=== Bereitgestellter Text ===
>>>

Neue Kritik an Thomas Pikettys Daten

| 19 Lesermeinungen

Thomas Piketty hat mit einem Ungleichheits-Buch Furore gemacht. Lange hieß es: Die Daten sind gut, aber die Folgerungen zweifelhaft. Jetzt werden auch die Daten angegriffen.

© Frank RöthThomas Piketty an der Universität Frankfurt

Der französische Ungleichheitsforscher Thomas Piketty kommt einmal mehr in die Kritik. In seinem 2013 erschienenen Buch „Das Kapital im 21. Jahrhundert“ trägt er Vermögensdaten der vergangenen Jahrhunderte zusammen und folgert, die Welt entwickle sich zu einer Erbengemeinschaft, in der die Reichen ihre Vermögen immer weiter steigern. Für diese Folgerung hat er von Anfang an viel Widerspruch bekommen. Nach einer Diskussion bei der amerikanischen Ökonomentagung sagte er selbst, seine Kernthese sei nicht das wichtigste Werkzeug, um Ungleichheit in der aktuellen Zeit zu erklären. Seine Leistung, historische Daten zusammenzustellen, galt dagegen bisher als vorbildlich. Wirtschaftshistoriker Hans-Joachim Voth fasste die Kritik mit dem Satz zusammen: Pikettys historische Analyse sei weitgehend richtig, doch seine Vorhersagen über die weitere Entwicklung der Ungleichheit ließen sich daraus nicht ableiten.

Doch nun mehrt sich auch die Kritik an Pikettys Daten. Der angesehene Wirtschaftshistoriker Richard Sutch hat für die Vereinigten Staaten nachgerechnet und einige fragwürdige Vorgehensweisen entdeckt, die er Piketty nun in der Fachzeitschrift „Social Science History“ vorwirft. Piketty peile zu viele Zahlen über den Daumen, und zwar mit unklaren Annahmen. Wenn ihm Daten fehlten, zeichne er gelegentlich einfach eine gerade Linie in seine Grafiken. Auf diese Weise gingen wichtige Ungleichheitstrends unter – zum Beispiel, dass in den 70er Jahren des 20. Jahrhunderts in Amerika der Vermögensanteil der Reichen gesunken und später wieder gestiegen sei. Solche Details seien aber wichtig, um Politikmaßnahmen einzuschätzen. „Die Daten für den Vermögensanteil der reichsten zehn Prozent zwischen 1870 und 1970 sind unzuverlässig“, folgert Sutch. Gleiches gelte für das reichste Prozent im 19. Jahrhundert.

<<<

=== Rohdaten ===
>>>

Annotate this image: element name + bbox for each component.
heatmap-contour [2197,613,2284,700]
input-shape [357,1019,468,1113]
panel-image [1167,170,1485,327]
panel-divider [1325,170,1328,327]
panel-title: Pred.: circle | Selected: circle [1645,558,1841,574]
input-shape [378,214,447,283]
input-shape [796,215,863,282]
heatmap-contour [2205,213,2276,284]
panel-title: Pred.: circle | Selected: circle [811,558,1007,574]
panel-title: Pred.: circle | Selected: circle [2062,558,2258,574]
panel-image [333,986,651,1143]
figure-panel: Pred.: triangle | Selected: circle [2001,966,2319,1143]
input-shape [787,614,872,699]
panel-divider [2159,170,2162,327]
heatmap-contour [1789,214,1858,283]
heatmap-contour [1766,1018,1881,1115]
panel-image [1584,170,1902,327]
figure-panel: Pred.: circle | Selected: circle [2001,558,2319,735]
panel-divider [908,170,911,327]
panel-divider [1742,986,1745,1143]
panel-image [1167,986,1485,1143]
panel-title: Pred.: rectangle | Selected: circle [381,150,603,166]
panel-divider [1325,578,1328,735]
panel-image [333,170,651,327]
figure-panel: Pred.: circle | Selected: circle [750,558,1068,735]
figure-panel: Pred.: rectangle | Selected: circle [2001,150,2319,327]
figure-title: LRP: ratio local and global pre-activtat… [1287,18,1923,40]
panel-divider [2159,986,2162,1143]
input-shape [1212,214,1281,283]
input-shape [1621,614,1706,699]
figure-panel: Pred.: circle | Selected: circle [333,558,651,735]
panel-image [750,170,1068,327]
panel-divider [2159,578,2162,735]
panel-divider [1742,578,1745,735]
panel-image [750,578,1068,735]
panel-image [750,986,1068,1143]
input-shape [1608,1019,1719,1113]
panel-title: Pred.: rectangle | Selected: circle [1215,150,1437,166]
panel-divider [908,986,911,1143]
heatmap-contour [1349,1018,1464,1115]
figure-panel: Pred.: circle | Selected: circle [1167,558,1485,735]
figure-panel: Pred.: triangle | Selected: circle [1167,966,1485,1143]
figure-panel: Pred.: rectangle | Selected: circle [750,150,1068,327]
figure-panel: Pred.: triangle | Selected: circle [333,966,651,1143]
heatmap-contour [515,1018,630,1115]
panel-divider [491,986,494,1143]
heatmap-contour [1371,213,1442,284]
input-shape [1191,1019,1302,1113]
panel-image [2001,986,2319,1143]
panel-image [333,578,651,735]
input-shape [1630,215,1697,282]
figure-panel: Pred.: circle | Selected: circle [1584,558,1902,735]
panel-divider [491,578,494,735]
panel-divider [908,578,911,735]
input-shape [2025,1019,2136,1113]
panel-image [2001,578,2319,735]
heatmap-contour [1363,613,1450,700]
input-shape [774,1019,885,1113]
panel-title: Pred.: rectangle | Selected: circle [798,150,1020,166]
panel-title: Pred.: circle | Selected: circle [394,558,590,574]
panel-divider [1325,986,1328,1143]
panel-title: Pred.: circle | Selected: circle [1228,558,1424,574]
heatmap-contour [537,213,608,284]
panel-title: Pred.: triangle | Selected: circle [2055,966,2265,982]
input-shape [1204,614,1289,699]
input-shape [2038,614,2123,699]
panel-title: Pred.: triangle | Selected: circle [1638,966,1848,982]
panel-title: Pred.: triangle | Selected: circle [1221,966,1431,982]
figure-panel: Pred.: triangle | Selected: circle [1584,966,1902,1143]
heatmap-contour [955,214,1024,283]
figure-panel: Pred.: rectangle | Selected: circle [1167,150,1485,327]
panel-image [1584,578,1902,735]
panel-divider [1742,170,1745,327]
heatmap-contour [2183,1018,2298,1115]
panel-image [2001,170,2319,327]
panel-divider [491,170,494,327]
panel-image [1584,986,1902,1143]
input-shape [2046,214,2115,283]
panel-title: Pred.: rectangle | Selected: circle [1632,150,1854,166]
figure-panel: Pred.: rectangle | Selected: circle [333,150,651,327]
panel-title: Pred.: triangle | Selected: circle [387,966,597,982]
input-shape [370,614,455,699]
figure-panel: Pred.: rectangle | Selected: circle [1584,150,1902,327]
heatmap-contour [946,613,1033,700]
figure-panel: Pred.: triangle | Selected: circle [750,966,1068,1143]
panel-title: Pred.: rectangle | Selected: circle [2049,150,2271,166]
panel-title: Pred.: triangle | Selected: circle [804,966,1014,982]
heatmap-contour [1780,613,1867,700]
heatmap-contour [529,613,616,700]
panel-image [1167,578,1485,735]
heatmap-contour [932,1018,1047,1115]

<<<

=== Aufgaben ===
(a) Nennen Sie alle vierstelligen Jahreszahlen, die im Artikel über die Kritik an Pikettys Daten vorkommen.
(b) In welcher Fachzeitschrift erhebt Richard Sutch laut dem Artikel über die Kritik an Pikettys Daten seine Vorwürfe?
(c) Führen Sie den Artikel über die Kritik an Pikettys Daten im Anschluss an seinen letzten Satz weiter.

=== Ergebnisse ===
(a) 2013, 1870, 1970

(b) In der Fachzeitschrift „Social Science History“.

(c)
“Piketty dramatisiert langfristige Entwicklungen”

„Pikettys Datenmanipulation war dazu gedacht, langfristige Entwicklungen zu dramatisieren, ohne in der Erzählung zu viel Rücksicht auf kurzfristige Einzelheiten der Wirtschaftsgeschichte zu nehmen“, schreibt Sutch. „Historiker mit anderen Interessen als Piketty sollten seine Zahlen nicht unkritisch verwenden.“ Und: „Insgesamt entsteht ein irreführendes Bild der Entwicklung von Vermögensungleichheit.“ Piketty selbst verteidigt sich damit, dass er schon im Buch darauf hingewiesen habe, dass die Datenlage dünn sei. Die Zahlen seien „unsicher“, hieß es im Buch.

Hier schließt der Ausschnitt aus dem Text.